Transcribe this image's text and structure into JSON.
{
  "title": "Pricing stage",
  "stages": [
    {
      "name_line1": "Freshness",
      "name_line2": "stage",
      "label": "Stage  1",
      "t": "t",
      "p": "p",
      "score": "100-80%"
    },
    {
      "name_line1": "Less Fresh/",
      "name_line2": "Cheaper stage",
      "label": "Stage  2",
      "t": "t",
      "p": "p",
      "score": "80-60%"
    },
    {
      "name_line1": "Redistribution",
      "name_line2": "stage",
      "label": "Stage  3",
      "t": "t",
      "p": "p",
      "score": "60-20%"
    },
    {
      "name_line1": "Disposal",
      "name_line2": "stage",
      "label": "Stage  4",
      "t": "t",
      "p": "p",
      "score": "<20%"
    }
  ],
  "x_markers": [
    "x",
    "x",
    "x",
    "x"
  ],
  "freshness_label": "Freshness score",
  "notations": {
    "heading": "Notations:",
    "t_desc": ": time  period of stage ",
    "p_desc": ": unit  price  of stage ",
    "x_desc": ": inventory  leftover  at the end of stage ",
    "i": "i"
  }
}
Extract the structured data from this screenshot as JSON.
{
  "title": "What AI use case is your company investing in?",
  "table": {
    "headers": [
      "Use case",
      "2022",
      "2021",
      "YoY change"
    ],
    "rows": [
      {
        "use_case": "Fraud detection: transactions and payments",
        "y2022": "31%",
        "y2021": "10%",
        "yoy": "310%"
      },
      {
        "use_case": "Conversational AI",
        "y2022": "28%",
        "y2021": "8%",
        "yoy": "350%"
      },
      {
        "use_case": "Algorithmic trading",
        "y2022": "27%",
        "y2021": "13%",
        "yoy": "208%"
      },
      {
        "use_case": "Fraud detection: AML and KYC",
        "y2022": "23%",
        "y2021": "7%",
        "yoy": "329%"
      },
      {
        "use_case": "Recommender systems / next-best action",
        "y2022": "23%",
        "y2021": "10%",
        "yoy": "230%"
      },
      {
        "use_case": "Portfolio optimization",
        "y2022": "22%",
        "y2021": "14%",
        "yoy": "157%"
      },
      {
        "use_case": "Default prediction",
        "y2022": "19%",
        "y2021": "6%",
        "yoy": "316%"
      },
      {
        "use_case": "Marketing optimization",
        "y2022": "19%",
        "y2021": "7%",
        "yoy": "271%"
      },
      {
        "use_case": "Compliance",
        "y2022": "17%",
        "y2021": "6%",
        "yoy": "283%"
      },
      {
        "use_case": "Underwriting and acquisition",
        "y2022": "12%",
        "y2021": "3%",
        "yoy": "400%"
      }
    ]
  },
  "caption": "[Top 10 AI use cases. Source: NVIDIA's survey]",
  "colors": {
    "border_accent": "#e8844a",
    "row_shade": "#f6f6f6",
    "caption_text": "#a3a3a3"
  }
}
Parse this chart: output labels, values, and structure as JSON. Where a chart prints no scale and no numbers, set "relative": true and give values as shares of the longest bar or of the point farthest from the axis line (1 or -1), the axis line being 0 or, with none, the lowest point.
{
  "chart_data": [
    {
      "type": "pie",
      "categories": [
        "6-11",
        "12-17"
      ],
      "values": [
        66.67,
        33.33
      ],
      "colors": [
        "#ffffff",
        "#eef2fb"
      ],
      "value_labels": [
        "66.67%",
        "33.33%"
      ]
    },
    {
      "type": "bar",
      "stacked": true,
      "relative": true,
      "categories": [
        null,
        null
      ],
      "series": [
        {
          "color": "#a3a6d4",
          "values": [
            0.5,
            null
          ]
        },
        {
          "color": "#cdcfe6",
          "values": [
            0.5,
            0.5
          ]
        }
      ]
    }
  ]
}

Objective: Write out the whole listing exactly.

Problem solution:
Transcribe this image's text and structure into JSON.
{
  "title": "Pricing stage",
  "stages": [
    {
      "name_line1": "Freshness",
      "name_line2": "stage",
      "label": "Stage  1",
      "t": "t",
      "p": "p",
      "score": "100-80%"
    },
    {
      "name_line1": "Less Fresh/",
      "name_line2": "Cheaper stage",
      "label": "Stage  2",
      "t": "t",
      "p": "p",
      "score": "80-60%"
    },
    {
      "name_line1": "Redistribution",
      "name_line2": "stage",
      "label": "Stage  3",
      "t": "t",
      "p": "p",
      "score": "60-20%"
    },
    {
      "name_line1": "Disposal",
      "name_line2": "stage",
      "label": "Stage  4",
      "t": "t",
      "p": "p",
      "score": "<20%"
    }
  ],
  "x_markers": [
    "x",
    "x",
    "x",
    "x"
  ],
  "freshness_label": "Freshness score",
  "notations": {
    "heading": "Notations:",
    "t_desc": ": time  period of stage ",
    "p_desc": ": unit  price  of stage ",
    "x_desc": ": inventory  leftover  at the end of stage ",
    "i": "i"
  }
}
Extract the structured data from this screenshot as JSON.
{
  "title": "What AI use case is your company investing in?",
  "table": {
    "headers": [
      "Use case",
      "2022",
      "2021",
      "YoY change"
    ],
    "rows": [
      {
        "use_case": "Fraud detection: transactions and payments",
        "y2022": "31%",
        "y2021": "10%",
        "yoy": "310%"
      },
      {
        "use_case": "Conversational AI",
        "y2022": "28%",
        "y2021": "8%",
        "yoy": "350%"
      },
      {
        "use_case": "Algorithmic trading",
        "y2022": "27%",
        "y2021": "13%",
        "yoy": "208%"
      },
      {
        "use_case": "Fraud detection: AML and KYC",
        "y2022": "23%",
        "y2021": "7%",
        "yoy": "329%"
      },
      {
        "use_case": "Recommender systems / next-best action",
        "y2022": "23%",
        "y2021": "10%",
        "yoy": "230%"
      },
      {
        "use_case": "Portfolio optimization",
        "y2022": "22%",
        "y2021": "14%",
        "yoy": "157%"
      },
      {
        "use_case": "Default prediction",
        "y2022": "19%",
        "y2021": "6%",
        "yoy": "316%"
      },
      {
        "use_case": "Marketing optimization",
        "y2022": "19%",
        "y2021": "7%",
        "yoy": "271%"
      },
      {
        "use_case": "Compliance",
        "y2022": "17%",
        "y2021": "6%",
        "yoy": "283%"
      },
      {
        "use_case": "Underwriting and acquisition",
        "y2022": "12%",
        "y2021": "3%",
        "yoy": "400%"
      }
    ]
  },
  "caption": "[Top 10 AI use cases. Source: NVIDIA's survey]",
  "colors": {
    "border_accent": "#e8844a",
    "row_shade": "#f6f6f6",
    "caption_text": "#a3a3a3"
  }
}
Parse this chart: output labels, values, and structure as JSON. Where a chart prints no scale and no numbers, set "relative": true and give values as shares of the longest bar or of the point farthest from the axis line (1 or -1), the axis line being 0 or, with none, the lowest point.
{
  "chart_data": [
    {
      "type": "pie",
      "categories": [
        "6-11",
        "12-17"
      ],
      "values": [
        66.67,
        33.33
      ],
      "colors": [
        "#ffffff",
        "#eef2fb"
      ],
      "value_labels": [
        "66.67%",
        "33.33%"
      ]
    },
    {
      "type": "bar",
      "stacked": true,
      "relative": true,
      "categories": [
        null,
        null
      ],
      "series": [
        {
          "color": "#a3a6d4",
          "values": [
            0.5,
            null
          ]
        },
        {
          "color": "#cdcfe6",
          "values": [
            0.5,
            0.5
          ]
        }
      ]
    }
  ]
}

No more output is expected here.